_Objective_: All lines holding the string "وذكره" are to be shown.
==== Dataset content ====
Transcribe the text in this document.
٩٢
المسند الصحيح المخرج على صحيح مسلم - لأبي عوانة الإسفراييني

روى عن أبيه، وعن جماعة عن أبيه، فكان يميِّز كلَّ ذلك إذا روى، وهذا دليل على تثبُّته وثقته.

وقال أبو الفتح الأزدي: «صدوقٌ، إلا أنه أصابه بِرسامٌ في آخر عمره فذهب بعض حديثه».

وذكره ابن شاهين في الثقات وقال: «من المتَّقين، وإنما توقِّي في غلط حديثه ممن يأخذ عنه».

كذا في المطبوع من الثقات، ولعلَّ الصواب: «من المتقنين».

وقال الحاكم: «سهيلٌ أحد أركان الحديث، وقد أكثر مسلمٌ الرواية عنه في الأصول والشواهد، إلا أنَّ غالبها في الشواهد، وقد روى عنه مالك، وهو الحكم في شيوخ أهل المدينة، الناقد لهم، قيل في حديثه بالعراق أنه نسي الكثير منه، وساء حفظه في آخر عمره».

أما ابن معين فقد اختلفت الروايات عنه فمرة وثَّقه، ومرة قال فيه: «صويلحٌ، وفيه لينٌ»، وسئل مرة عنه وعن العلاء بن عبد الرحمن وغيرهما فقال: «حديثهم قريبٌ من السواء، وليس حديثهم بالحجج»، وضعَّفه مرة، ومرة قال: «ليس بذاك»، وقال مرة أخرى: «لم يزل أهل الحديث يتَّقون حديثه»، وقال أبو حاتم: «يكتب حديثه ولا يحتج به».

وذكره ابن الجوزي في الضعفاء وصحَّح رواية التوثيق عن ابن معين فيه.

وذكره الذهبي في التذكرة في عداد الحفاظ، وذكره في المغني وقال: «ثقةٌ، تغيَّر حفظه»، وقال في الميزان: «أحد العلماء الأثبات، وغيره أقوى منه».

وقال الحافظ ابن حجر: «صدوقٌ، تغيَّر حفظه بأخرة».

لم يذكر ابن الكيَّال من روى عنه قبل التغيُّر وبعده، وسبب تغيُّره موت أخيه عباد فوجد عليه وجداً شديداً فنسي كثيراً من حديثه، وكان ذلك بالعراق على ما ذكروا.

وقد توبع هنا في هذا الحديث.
====
_Response to the task_:
وذكره ابن شاهين في الثقات وقال: «من المتَّقين، وإنما توقِّي في غلط حديثه ممن يأخذ عنه».
وذكره ابن الجوزي في الضعفاء وصحَّح رواية التوثيق عن ابن معين فيه.
وذكره الذهبي في التذكرة في عداد الحفاظ، وذكره في المغني وقال: «ثقةٌ، تغيَّر حفظه»، وقال في الميزان: «أحد العلماء الأثبات، وغيره أقوى منه».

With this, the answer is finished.